— Start —

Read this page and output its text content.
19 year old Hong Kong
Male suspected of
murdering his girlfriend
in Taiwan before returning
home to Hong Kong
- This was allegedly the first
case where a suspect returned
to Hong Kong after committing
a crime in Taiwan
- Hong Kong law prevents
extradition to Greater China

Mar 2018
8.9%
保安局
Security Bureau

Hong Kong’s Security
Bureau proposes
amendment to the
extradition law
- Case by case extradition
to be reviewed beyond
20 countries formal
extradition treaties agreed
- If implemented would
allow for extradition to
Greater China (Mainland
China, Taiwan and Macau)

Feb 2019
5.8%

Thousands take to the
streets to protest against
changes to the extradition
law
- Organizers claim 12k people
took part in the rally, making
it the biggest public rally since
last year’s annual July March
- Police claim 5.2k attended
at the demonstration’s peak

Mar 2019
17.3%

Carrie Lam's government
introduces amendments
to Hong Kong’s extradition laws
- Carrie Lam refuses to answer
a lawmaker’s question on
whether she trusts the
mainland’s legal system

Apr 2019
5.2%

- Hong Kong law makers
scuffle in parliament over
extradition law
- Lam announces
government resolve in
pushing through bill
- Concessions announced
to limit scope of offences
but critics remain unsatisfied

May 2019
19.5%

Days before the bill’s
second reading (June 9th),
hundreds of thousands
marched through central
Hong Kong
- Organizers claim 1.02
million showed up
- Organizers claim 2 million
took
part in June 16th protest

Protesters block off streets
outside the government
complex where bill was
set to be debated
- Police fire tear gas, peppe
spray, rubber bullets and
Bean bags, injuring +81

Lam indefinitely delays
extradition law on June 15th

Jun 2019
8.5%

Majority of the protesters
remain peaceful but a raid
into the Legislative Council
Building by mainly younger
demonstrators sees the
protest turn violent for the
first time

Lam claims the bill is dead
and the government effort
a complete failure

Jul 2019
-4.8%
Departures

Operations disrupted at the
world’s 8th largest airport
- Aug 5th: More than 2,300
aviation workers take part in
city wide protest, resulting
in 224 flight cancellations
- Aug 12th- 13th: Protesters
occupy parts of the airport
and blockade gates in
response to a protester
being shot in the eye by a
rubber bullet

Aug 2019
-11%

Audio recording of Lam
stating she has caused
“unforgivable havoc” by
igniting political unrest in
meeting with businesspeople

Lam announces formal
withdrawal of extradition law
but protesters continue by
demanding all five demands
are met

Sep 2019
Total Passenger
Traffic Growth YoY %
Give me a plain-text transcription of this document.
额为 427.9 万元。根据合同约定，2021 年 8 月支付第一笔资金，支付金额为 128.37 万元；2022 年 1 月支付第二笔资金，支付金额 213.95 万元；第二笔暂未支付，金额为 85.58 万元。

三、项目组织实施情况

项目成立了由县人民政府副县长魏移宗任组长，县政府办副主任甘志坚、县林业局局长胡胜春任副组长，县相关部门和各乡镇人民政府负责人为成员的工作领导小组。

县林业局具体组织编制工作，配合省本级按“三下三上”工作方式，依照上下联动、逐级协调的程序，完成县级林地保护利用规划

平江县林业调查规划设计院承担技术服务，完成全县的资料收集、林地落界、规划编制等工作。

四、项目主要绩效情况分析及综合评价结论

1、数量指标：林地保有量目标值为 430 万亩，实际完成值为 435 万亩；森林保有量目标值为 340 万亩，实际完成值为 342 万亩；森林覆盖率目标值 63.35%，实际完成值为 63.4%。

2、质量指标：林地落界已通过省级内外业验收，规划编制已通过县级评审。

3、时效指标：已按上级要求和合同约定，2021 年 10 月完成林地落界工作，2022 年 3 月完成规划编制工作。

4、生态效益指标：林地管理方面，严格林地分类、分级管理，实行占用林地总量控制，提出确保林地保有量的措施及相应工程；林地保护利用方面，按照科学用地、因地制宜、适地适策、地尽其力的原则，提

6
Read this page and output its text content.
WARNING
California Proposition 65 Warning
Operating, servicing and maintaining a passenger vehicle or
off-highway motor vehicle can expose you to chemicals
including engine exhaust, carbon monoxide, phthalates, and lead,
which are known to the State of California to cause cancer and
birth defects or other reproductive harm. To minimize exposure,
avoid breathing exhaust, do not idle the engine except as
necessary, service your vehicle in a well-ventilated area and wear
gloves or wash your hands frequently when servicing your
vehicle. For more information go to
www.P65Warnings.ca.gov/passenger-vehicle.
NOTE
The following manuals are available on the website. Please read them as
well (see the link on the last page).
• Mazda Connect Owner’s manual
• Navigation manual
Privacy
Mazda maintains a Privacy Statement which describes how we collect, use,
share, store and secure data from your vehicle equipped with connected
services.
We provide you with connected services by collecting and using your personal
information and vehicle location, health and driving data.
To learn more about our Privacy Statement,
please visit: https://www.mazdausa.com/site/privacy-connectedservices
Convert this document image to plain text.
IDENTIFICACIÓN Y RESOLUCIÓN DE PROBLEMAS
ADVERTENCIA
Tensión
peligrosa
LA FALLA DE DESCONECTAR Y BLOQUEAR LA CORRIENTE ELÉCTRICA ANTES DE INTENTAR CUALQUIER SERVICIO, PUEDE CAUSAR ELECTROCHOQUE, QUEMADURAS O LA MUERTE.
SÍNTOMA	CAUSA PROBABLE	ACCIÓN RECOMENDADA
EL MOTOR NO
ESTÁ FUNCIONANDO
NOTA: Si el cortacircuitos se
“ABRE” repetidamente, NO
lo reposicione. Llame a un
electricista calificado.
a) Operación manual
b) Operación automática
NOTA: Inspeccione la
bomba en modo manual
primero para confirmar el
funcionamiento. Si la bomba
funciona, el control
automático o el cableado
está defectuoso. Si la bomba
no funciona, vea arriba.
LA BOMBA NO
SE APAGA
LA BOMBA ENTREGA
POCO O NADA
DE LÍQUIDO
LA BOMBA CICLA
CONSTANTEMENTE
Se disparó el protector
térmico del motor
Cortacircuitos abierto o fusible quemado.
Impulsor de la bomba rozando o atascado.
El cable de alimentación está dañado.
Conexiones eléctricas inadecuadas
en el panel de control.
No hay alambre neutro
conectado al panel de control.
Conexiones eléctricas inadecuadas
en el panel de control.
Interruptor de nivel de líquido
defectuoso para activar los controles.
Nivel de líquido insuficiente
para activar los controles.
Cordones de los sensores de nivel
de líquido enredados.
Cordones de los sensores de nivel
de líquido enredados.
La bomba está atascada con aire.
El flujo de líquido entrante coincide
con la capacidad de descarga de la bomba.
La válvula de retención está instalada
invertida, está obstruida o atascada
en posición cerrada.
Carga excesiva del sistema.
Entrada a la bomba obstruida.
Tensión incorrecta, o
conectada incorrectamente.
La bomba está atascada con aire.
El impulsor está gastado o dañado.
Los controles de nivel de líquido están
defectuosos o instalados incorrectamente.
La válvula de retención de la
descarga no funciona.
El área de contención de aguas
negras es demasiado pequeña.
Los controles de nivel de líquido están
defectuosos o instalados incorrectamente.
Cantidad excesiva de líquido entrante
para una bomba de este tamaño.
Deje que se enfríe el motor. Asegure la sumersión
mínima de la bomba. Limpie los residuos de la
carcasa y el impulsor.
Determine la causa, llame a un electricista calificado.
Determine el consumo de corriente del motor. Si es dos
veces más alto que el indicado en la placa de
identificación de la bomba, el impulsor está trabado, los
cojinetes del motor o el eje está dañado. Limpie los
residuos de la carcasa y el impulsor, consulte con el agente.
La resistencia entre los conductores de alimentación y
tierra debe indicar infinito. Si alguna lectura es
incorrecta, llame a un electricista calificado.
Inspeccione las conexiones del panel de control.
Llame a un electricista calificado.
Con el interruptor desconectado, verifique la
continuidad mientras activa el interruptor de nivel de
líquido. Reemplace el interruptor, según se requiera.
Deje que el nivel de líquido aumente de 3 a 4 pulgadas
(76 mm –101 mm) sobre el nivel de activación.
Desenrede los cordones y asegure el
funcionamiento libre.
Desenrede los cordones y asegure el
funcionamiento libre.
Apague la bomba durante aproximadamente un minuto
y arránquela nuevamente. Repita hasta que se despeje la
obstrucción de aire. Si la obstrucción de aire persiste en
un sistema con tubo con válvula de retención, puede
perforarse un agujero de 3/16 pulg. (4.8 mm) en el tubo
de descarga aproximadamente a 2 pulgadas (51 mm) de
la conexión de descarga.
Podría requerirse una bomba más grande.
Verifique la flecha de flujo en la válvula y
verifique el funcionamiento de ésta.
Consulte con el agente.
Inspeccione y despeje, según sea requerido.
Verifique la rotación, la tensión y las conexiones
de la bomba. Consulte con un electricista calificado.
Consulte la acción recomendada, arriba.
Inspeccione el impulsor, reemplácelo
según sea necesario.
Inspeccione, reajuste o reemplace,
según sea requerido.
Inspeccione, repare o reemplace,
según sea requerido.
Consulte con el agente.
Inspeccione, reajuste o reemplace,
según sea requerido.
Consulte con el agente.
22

— End —

WHAT NEEDS TO BE DONE
Only the number is wanted: how many lines of the material contain the word "NOTA"?

OUTPUT OF THE EXERCISE
2